# Do this
Pictures do not belong in the copy; transcribe everything else in the records exactly.

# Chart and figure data
____________________
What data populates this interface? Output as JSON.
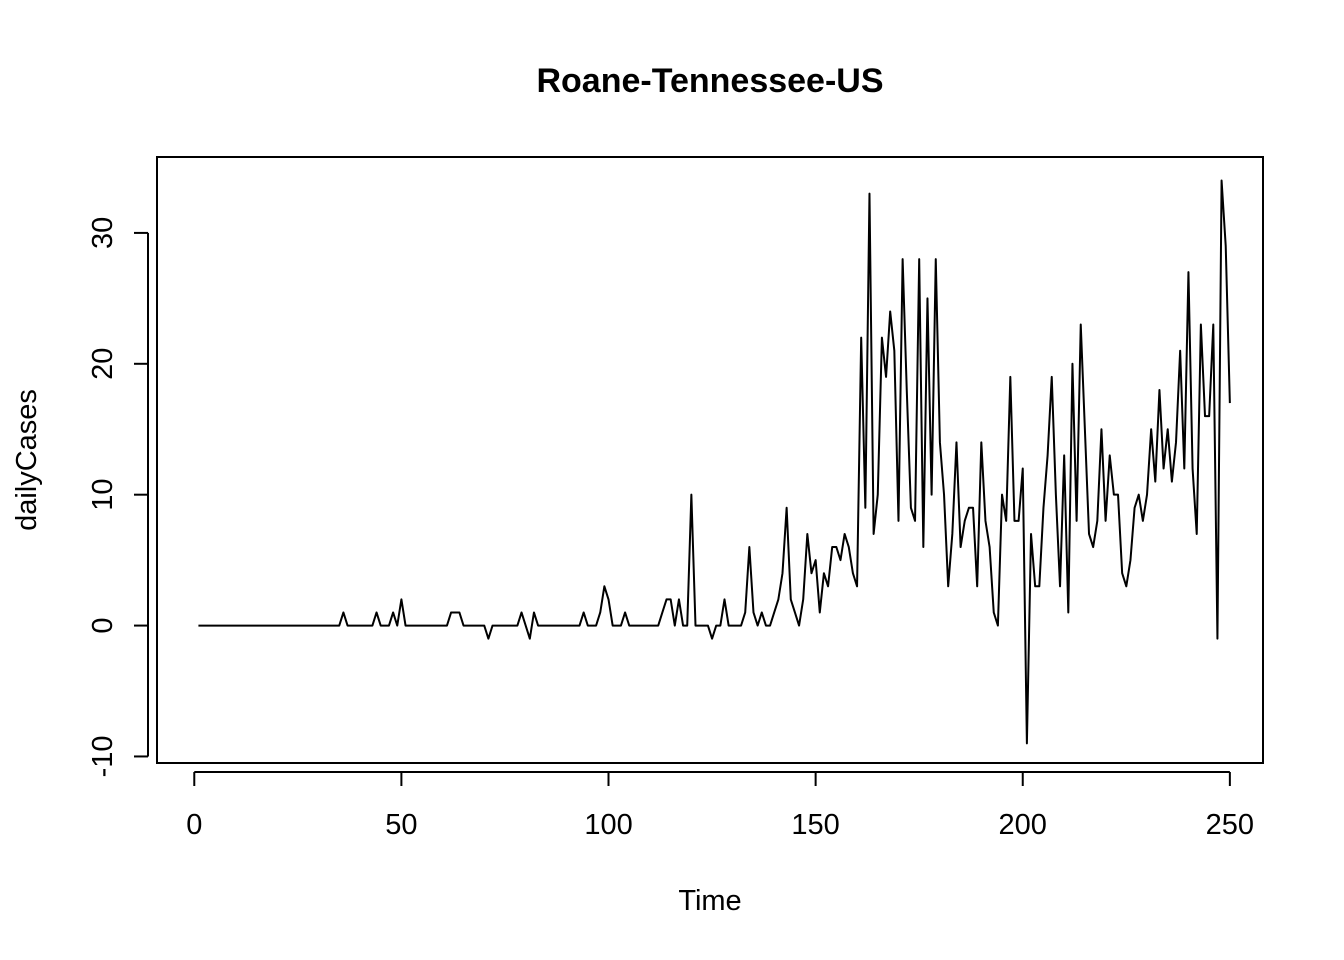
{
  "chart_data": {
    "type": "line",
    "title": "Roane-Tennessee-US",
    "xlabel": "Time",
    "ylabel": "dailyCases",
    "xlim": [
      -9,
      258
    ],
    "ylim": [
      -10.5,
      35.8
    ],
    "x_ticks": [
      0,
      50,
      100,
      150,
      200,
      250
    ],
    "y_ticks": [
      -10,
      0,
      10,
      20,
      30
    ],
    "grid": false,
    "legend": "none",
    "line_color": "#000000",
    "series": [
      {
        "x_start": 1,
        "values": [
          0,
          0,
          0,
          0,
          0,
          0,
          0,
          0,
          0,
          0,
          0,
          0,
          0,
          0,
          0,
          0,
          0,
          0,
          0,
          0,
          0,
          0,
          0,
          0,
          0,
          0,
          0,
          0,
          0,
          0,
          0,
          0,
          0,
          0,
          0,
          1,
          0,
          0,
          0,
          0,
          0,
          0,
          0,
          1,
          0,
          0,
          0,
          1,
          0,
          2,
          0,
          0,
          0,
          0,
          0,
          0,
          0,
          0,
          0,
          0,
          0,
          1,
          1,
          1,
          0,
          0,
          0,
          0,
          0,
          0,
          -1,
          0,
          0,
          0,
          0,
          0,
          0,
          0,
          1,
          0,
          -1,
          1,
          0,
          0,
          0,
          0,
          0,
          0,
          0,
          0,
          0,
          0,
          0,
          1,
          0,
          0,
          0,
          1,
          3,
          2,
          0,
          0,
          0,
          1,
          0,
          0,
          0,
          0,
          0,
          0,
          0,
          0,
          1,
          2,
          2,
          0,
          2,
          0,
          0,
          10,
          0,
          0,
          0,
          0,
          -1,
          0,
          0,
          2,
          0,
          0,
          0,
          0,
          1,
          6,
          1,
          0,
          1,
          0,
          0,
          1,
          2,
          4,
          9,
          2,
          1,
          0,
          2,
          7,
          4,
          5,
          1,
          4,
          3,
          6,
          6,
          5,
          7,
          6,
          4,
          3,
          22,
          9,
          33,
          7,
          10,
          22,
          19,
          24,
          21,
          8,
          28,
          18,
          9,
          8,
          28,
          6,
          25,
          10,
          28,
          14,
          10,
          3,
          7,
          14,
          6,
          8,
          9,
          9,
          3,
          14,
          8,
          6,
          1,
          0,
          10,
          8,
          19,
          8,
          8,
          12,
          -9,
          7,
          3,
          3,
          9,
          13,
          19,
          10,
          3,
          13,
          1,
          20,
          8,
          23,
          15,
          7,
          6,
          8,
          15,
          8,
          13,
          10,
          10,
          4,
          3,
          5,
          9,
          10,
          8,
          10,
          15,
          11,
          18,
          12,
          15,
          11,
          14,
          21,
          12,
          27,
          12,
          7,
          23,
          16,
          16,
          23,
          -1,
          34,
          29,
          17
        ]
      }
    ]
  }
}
____________________
# Solution for this exercise
What data populates this interface? Output as JSON.
{
  "chart_data": {
    "type": "line",
    "title": "Roane-Tennessee-US",
    "xlabel": "Time",
    "ylabel": "dailyCases",
    "xlim": [
      -9,
      258
    ],
    "ylim": [
      -10.5,
      35.8
    ],
    "x_ticks": [
      0,
      50,
      100,
      150,
      200,
      250
    ],
    "y_ticks": [
      -10,
      0,
      10,
      20,
      30
    ],
    "grid": false,
    "legend": "none",
    "line_color": "#000000",
    "series": [
      {
        "x_start": 1,
        "values": [
          0,
          0,
          0,
          0,
          0,
          0,
          0,
          0,
          0,
          0,
          0,
          0,
          0,
          0,
          0,
          0,
          0,
          0,
          0,
          0,
          0,
          0,
          0,
          0,
          0,
          0,
          0,
          0,
          0,
          0,
          0,
          0,
          0,
          0,
          0,
          1,
          0,
          0,
          0,
          0,
          0,
          0,
          0,
          1,
          0,
          0,
          0,
          1,
          0,
          2,
          0,
          0,
          0,
          0,
          0,
          0,
          0,
          0,
          0,
          0,
          0,
          1,
          1,
          1,
          0,
          0,
          0,
          0,
          0,
          0,
          -1,
          0,
          0,
          0,
          0,
          0,
          0,
          0,
          1,
          0,
          -1,
          1,
          0,
          0,
          0,
          0,
          0,
          0,
          0,
          0,
          0,
          0,
          0,
          1,
          0,
          0,
          0,
          1,
          3,
          2,
          0,
          0,
          0,
          1,
          0,
          0,
          0,
          0,
          0,
          0,
          0,
          0,
          1,
          2,
          2,
          0,
          2,
          0,
          0,
          10,
          0,
          0,
          0,
          0,
          -1,
          0,
          0,
          2,
          0,
          0,
          0,
          0,
          1,
          6,
          1,
          0,
          1,
          0,
          0,
          1,
          2,
          4,
          9,
          2,
          1,
          0,
          2,
          7,
          4,
          5,
          1,
          4,
          3,
          6,
          6,
          5,
          7,
          6,
          4,
          3,
          22,
          9,
          33,
          7,
          10,
          22,
          19,
          24,
          21,
          8,
          28,
          18,
          9,
          8,
          28,
          6,
          25,
          10,
          28,
          14,
          10,
          3,
          7,
          14,
          6,
          8,
          9,
          9,
          3,
          14,
          8,
          6,
          1,
          0,
          10,
          8,
          19,
          8,
          8,
          12,
          -9,
          7,
          3,
          3,
          9,
          13,
          19,
          10,
          3,
          13,
          1,
          20,
          8,
          23,
          15,
          7,
          6,
          8,
          15,
          8,
          13,
          10,
          10,
          4,
          3,
          5,
          9,
          10,
          8,
          10,
          15,
          11,
          18,
          12,
          15,
          11,
          14,
          21,
          12,
          27,
          12,
          7,
          23,
          16,
          16,
          23,
          -1,
          34,
          29,
          17
        ]
      }
    ]
  }
}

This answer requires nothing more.